DIRECTIVE => Every line that holds "records" should be shown.

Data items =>

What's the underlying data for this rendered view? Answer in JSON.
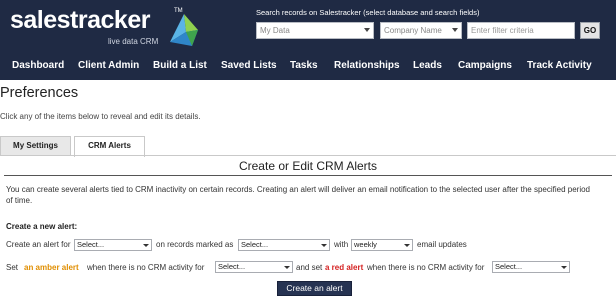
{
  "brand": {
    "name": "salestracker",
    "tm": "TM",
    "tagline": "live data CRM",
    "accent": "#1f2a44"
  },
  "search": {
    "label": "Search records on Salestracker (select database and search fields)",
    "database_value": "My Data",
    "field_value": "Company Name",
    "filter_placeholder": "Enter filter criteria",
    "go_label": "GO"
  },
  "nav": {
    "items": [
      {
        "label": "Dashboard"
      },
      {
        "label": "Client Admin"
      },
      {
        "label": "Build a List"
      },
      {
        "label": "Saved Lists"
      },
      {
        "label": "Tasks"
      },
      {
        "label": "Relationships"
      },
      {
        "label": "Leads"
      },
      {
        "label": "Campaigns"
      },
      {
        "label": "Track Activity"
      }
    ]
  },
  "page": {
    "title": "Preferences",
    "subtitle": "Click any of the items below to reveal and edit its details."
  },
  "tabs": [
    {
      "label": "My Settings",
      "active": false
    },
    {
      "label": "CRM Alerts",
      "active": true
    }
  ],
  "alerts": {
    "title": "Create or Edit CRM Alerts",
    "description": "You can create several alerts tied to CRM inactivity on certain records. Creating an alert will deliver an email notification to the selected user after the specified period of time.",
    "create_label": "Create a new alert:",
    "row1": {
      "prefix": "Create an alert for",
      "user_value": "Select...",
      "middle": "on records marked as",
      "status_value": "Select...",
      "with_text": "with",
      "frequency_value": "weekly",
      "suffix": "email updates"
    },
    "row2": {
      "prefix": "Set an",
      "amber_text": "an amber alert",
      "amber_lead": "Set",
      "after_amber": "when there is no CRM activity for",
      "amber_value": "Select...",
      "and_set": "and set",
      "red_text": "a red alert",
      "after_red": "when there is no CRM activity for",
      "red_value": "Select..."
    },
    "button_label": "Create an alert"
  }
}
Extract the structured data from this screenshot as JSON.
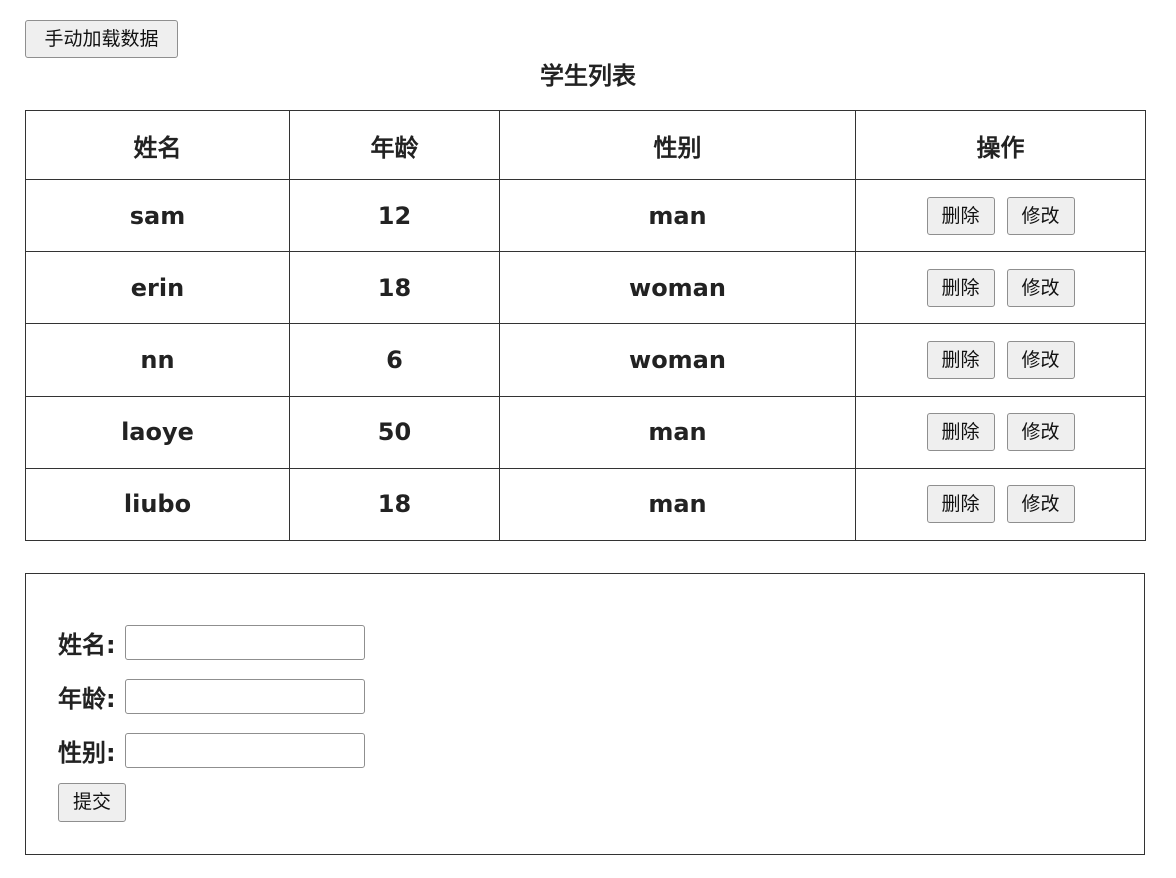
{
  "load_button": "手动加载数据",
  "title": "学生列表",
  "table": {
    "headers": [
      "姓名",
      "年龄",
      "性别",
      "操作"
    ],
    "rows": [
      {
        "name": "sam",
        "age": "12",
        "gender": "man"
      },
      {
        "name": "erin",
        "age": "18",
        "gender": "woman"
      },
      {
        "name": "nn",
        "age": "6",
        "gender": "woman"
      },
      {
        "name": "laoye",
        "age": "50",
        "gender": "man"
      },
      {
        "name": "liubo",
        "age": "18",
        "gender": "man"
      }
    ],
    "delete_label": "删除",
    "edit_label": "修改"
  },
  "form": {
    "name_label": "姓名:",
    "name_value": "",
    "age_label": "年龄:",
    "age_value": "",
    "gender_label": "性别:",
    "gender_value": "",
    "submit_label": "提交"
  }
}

==

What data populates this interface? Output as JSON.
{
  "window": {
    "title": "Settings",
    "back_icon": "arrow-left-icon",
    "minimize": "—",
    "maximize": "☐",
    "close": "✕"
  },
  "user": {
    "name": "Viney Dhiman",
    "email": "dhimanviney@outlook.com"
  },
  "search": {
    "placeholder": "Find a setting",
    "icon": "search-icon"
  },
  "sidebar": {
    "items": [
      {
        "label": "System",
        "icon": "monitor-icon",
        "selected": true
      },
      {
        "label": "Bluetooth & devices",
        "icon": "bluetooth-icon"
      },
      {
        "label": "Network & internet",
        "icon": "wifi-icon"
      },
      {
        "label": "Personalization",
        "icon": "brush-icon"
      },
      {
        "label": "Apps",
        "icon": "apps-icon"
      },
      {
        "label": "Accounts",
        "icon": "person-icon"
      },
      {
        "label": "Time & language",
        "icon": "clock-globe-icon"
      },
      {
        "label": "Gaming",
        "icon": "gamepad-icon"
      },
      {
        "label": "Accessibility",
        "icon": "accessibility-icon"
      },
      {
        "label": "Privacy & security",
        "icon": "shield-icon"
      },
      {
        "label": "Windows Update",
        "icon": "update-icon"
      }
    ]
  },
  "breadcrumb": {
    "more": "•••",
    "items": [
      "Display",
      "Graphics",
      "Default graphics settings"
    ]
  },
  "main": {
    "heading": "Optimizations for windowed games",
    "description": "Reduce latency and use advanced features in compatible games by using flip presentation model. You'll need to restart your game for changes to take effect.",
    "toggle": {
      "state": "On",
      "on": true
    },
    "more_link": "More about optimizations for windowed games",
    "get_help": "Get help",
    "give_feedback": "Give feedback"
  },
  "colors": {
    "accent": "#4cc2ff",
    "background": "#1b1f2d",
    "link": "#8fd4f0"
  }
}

==

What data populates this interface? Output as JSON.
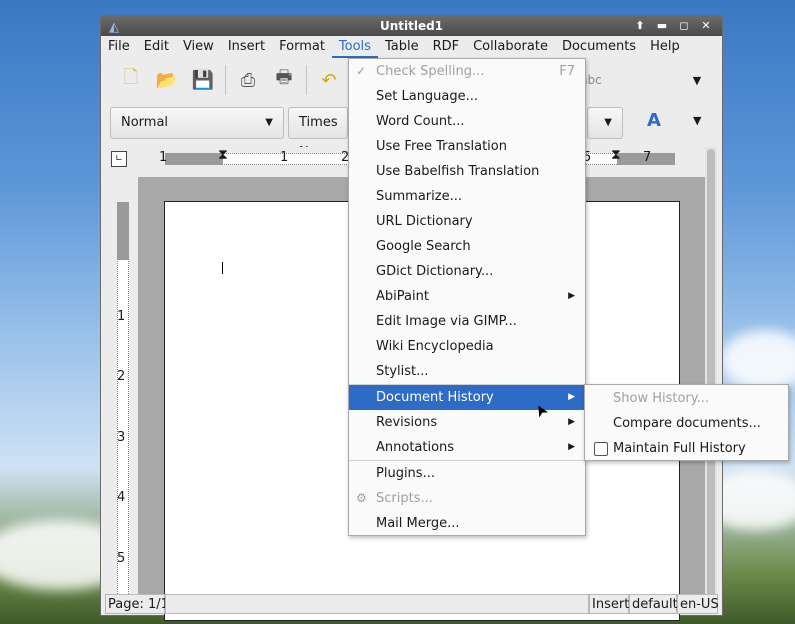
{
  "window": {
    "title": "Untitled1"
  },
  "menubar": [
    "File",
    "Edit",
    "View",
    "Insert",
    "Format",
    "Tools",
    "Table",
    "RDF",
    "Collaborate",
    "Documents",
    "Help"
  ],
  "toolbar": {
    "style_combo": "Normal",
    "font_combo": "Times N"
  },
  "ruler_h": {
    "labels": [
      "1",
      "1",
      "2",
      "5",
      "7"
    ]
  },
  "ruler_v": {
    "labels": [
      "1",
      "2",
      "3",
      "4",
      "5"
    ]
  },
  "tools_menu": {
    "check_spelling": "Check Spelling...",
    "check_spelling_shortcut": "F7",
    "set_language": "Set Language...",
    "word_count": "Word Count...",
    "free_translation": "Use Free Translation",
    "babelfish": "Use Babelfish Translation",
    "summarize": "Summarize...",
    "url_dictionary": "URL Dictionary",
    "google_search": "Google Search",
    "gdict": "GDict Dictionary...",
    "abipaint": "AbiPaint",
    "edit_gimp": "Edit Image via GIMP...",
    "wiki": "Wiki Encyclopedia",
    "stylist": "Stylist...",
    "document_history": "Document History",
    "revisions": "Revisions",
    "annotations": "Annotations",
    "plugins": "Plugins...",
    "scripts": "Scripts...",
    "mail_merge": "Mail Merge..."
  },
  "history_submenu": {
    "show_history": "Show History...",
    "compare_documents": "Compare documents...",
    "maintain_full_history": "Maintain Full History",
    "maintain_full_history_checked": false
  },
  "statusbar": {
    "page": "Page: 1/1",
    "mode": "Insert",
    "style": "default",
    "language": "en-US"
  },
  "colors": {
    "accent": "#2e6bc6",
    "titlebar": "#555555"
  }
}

EXERCISE RESPONSE =>
    "label": "Search records on Salestracker (select database and search fields)",
    "description": "You can create several alerts tied to CRM inactivity on certain records. Creating an alert will deliver an email notification to the selected user after the specified period of time.",
      "middle": "on records marked as",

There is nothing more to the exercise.